**AIM OF THE EXERCISE**
Pick out the lines below with "несе" and list them.

____ DATA FOR THIS EXERCISE

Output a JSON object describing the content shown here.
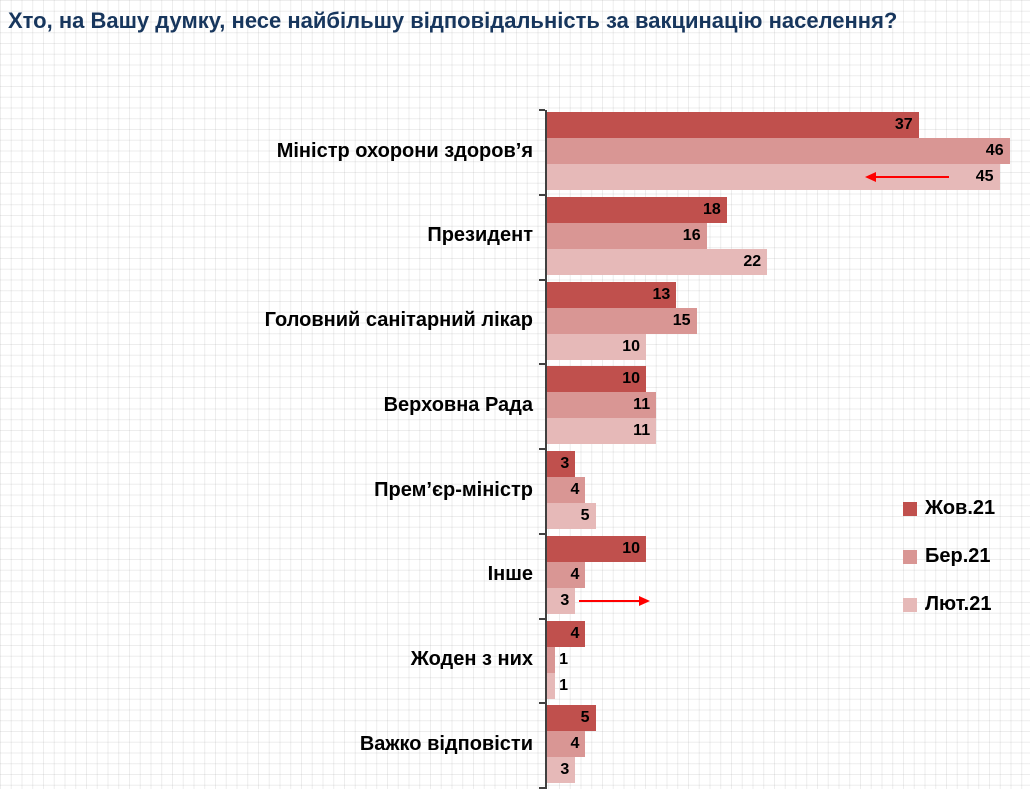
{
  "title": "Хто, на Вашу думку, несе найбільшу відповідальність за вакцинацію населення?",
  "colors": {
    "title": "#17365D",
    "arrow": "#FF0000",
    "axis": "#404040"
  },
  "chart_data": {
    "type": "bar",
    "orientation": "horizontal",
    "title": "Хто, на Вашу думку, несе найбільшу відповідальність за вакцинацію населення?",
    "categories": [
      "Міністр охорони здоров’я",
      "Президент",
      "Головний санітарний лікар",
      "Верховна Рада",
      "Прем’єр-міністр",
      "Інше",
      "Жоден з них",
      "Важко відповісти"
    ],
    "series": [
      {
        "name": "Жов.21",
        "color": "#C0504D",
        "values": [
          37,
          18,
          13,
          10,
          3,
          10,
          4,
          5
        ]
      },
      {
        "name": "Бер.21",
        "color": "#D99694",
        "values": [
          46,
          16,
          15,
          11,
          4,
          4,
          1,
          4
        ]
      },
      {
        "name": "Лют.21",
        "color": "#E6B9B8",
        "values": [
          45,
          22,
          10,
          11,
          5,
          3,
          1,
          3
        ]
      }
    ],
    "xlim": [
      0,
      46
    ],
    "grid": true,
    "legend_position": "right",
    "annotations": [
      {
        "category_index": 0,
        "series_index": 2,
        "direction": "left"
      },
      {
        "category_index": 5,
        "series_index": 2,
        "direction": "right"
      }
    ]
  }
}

________
____ DATA FOR THIS EXERCISE

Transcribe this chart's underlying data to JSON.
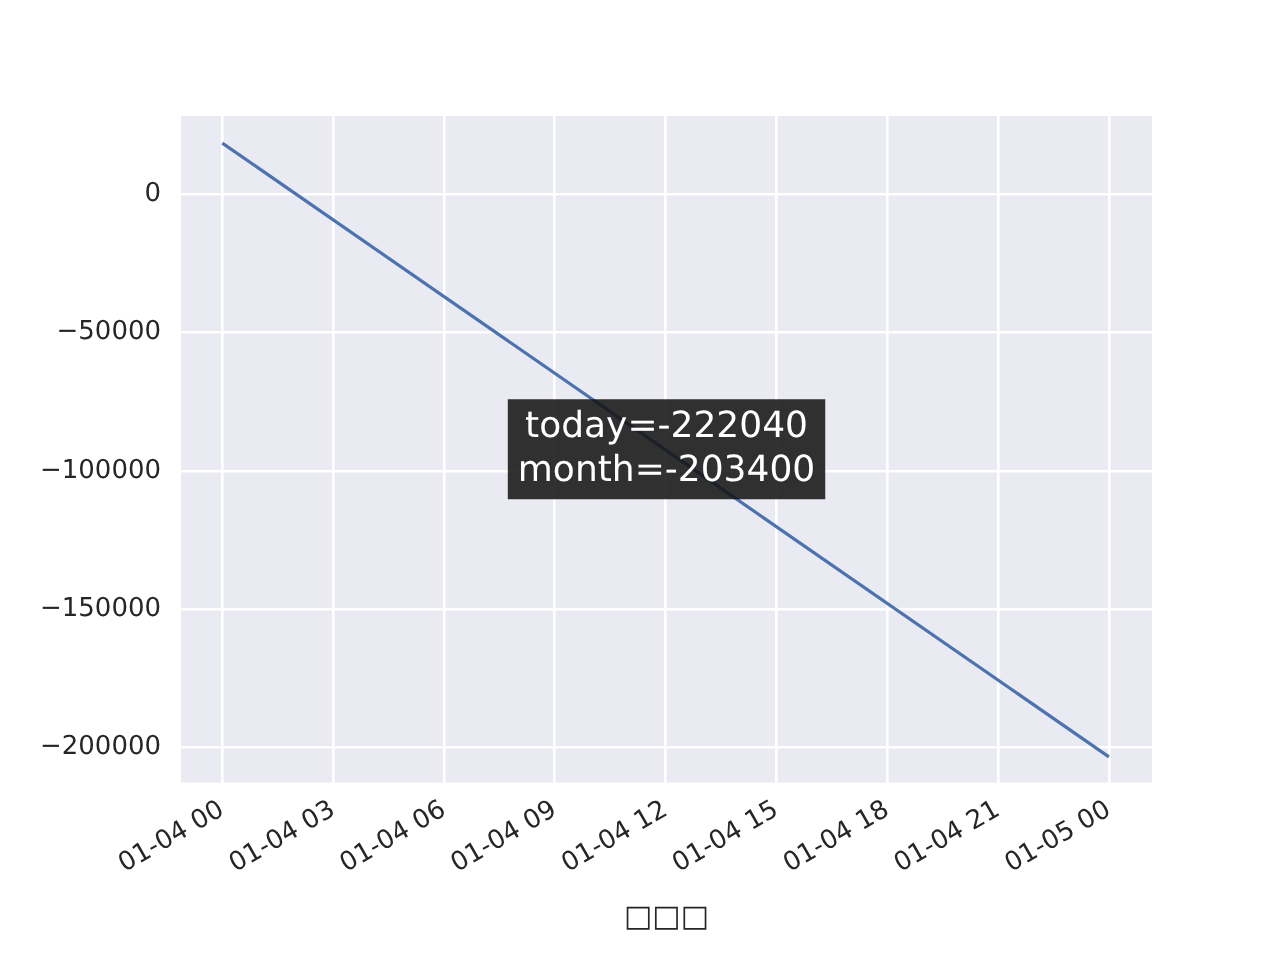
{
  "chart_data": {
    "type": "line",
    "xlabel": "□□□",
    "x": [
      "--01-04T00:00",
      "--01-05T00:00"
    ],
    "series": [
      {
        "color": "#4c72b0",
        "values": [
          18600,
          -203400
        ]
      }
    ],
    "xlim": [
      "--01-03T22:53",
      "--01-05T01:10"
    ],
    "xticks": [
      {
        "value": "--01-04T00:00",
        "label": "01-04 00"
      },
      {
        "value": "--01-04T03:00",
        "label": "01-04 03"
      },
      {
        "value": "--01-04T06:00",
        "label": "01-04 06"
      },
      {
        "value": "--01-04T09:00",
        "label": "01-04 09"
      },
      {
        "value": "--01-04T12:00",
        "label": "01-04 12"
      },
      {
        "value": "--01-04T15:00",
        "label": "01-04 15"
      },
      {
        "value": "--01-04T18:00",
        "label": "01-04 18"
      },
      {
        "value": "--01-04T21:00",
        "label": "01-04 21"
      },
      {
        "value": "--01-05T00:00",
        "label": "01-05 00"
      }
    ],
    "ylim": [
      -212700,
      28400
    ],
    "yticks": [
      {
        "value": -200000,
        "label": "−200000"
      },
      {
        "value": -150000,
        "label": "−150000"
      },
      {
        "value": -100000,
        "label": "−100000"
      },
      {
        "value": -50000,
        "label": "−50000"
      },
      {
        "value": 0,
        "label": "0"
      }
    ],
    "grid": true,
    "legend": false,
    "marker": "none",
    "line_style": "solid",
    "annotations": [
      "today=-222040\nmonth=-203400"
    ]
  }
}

________

**SOLUTION TO THE PROBLEM**
  "title": "Хто, на Вашу думку, несе найбільшу відповідальність за вакцинацію населення?",
    "title": "Хто, на Вашу думку, несе найбільшу відповідальність за вакцинацію населення?",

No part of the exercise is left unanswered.